» **Actividad**:
Reproduce sin cambios el pasaje del texto sobre el gusto y la dislocación, empezando en "Por muy anhelada" y terminando en "corteza del sistema.".

» **Fragmento del texto**:
6.11.06

Juicio y Dislocación

Lo que nos gusta o no nos gusta, y ojo que hablamos de "gusto" y no de preferencias, se deben fundamentalmente a dislocaciones del "o", centro, origen y núcleo gravitatorio de todo estímulo humano, cuando nacemos, los llamados por Jung, arquetipos o remanentes arcaicos, se yuxtaponen al "O", y en el transcurso de nuestras vidas, al incorporar signos, como es de esperar, el sistema completo se transforma.

Lo cercano al "O", son una suerte de "temporotipos", cuyos enlaces son inestables, a diferencia de los arquetipos, estos temporotipos, pueden, sin se presentan en un grupo considerable de alguna población, pueden dar resultado a corrientes estilísticas o movimientos artísticos. La idea de un de un "O" colectivo, es bastante símil a las figuras divinas de nuestra cultura, es por ello que eventualmente, solo podríamos hacer observaciones o comentarios sobr elos "temporotipos colectivos" que serán designados como "Tc".

Por muy anhelada pueda ser esta experiencia estética pura kantiana, siempre estará subordinada a la condición actual de este sistema. No es que esto suceda, solo es que de este "instante" sin tiempo, difícilmente podremos tener conciencia de lo que sucede, ya que ocurre cerca del "O", y nuestra razón, funciona en la periferia o corteza del sistema.

El gusto es dislocación, sucede en todo momento, en todo lugar, en todo acto de percepción.

Una musa inspiradora es aquella que por alguna razón logra instalarse como forma y esencia en yuxtaposición del "O".

Entradas del conjunto de datos:
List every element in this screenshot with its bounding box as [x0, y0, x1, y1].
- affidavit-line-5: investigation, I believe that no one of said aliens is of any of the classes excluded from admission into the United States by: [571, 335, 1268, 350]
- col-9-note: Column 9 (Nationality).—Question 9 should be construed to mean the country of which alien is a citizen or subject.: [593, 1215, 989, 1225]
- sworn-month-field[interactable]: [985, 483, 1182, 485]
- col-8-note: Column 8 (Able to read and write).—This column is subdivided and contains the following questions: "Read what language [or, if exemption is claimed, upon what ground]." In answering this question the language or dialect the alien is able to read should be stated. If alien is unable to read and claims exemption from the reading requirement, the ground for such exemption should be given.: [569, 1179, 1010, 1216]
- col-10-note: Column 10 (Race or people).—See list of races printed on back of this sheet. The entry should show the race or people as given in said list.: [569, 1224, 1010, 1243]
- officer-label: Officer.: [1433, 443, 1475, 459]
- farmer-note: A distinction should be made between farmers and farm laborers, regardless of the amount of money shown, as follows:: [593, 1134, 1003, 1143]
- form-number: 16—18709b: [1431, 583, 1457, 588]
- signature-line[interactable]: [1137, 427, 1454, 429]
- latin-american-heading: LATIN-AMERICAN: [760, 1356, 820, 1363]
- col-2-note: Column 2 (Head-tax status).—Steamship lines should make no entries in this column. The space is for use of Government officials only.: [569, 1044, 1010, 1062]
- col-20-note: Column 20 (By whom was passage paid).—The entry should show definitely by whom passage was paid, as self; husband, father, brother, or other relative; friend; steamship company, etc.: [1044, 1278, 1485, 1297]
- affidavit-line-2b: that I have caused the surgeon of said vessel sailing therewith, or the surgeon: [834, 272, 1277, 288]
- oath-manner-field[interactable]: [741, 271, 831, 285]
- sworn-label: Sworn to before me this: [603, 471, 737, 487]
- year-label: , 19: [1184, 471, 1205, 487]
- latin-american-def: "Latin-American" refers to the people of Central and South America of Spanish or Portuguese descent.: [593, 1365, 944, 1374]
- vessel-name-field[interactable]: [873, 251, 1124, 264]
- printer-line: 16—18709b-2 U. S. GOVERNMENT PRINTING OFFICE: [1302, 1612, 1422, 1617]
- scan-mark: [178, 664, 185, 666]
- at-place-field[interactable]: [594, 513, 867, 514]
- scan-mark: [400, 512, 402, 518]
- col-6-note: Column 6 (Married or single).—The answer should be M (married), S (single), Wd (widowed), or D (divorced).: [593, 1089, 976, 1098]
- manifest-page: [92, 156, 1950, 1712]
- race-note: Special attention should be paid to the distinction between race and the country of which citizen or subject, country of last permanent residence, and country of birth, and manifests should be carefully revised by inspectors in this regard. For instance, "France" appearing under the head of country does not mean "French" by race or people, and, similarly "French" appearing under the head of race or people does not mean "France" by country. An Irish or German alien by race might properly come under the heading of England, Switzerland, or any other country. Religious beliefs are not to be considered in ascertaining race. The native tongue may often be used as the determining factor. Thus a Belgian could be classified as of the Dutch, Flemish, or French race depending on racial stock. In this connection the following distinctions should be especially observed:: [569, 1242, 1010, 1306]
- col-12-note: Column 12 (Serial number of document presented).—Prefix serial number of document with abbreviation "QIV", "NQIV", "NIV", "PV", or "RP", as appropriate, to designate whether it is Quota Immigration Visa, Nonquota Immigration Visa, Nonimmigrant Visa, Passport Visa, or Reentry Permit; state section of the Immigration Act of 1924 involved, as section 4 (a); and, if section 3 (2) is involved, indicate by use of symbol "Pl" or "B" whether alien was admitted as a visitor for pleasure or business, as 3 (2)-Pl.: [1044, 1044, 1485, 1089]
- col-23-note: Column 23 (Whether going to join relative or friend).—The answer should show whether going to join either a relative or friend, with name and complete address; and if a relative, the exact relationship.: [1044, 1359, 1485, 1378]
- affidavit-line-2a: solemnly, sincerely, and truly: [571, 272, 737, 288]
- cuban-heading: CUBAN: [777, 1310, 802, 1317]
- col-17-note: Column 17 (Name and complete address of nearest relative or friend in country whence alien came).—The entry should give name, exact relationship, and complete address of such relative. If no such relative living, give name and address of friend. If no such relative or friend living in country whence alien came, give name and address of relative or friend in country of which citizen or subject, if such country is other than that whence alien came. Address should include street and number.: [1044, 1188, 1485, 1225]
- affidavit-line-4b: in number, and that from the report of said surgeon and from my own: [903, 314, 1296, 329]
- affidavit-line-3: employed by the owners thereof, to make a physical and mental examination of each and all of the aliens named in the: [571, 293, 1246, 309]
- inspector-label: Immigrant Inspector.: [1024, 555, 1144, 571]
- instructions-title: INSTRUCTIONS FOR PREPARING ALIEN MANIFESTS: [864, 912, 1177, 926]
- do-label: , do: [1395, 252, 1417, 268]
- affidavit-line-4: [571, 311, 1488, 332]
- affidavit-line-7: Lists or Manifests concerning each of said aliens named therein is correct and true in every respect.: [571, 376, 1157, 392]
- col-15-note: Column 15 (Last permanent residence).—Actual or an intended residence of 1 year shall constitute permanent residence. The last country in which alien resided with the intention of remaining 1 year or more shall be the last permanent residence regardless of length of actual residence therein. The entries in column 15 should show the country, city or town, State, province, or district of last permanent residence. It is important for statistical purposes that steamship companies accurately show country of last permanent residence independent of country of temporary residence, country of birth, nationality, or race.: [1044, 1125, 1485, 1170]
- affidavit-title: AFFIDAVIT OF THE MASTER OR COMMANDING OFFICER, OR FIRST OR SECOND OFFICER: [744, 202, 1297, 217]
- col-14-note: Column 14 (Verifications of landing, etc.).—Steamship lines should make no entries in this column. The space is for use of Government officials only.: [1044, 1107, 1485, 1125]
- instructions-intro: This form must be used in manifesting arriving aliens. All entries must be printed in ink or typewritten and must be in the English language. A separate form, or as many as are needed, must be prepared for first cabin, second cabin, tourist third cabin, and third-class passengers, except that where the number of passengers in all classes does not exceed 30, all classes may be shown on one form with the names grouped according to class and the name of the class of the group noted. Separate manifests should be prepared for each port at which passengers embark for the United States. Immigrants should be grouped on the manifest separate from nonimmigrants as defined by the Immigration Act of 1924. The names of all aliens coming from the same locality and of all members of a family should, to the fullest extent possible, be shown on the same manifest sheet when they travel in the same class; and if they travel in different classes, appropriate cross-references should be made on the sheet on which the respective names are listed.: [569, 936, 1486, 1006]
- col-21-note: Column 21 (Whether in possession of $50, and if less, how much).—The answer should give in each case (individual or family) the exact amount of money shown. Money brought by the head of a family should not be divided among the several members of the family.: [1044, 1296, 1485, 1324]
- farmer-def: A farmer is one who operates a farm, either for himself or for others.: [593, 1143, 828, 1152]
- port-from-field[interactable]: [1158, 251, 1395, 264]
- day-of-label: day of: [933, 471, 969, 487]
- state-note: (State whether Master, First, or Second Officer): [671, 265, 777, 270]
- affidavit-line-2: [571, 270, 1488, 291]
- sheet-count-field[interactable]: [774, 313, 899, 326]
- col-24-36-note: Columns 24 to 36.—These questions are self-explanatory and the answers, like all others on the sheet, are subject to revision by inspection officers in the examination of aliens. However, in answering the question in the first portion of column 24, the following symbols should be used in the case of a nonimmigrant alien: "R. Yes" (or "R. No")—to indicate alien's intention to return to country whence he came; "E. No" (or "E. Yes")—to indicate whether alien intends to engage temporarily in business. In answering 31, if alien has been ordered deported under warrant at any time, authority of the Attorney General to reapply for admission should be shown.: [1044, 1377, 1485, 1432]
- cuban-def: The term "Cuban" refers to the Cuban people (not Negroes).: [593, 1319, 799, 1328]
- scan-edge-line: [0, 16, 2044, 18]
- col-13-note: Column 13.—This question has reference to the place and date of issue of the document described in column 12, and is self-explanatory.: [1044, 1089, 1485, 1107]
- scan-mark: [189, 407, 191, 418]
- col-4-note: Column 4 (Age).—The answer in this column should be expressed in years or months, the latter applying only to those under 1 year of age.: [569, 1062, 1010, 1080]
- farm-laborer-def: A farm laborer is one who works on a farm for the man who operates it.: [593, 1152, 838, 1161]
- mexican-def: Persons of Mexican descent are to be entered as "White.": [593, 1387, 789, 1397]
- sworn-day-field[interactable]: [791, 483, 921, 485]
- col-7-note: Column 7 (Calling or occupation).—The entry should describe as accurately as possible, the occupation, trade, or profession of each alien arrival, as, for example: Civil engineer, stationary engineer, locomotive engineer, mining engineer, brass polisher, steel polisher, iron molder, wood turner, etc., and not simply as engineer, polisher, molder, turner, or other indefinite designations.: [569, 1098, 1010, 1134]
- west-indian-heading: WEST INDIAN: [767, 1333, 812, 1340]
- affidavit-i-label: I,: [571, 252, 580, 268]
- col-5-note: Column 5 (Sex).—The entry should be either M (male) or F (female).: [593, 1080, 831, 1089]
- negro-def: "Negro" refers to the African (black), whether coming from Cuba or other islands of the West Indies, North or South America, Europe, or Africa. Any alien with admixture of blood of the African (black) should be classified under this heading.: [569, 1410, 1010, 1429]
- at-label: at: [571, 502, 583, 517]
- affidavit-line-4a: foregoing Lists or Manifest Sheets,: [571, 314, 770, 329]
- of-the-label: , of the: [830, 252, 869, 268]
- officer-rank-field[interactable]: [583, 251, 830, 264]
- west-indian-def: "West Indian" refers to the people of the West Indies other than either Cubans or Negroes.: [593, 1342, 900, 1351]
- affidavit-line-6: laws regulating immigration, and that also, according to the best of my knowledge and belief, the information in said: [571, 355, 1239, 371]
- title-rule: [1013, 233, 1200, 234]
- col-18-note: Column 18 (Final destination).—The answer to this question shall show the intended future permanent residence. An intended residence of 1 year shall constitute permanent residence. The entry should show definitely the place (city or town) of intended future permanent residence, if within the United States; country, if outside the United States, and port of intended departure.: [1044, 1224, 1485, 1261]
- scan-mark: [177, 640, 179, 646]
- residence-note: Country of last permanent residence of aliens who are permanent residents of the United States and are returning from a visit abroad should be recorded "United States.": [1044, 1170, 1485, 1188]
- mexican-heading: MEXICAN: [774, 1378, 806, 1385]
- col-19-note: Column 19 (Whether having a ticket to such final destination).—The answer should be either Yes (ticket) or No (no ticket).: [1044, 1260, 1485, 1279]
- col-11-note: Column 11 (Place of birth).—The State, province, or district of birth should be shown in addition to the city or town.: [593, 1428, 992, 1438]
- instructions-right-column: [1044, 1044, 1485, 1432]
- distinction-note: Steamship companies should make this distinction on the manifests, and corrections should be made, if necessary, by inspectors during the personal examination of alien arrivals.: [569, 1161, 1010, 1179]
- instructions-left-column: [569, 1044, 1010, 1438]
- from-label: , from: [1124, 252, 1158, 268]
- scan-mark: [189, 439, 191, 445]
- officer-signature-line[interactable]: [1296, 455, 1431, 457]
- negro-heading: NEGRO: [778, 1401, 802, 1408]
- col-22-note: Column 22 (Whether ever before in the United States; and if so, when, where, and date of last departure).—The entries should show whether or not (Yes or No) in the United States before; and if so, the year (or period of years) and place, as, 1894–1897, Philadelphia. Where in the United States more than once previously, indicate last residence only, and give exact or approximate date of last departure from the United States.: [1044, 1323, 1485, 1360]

» **Resultado**:
Por muy anhelada pueda ser esta experiencia estética pura kantiana, siempre estará subordinada a la condición actual de este sistema. No es que esto suceda, solo es que de este "instante" sin tiempo, difícilmente podremos tener conciencia de lo que sucede, ya que ocurre cerca del "O", y nuestra razón, funciona en la periferia o corteza del sistema.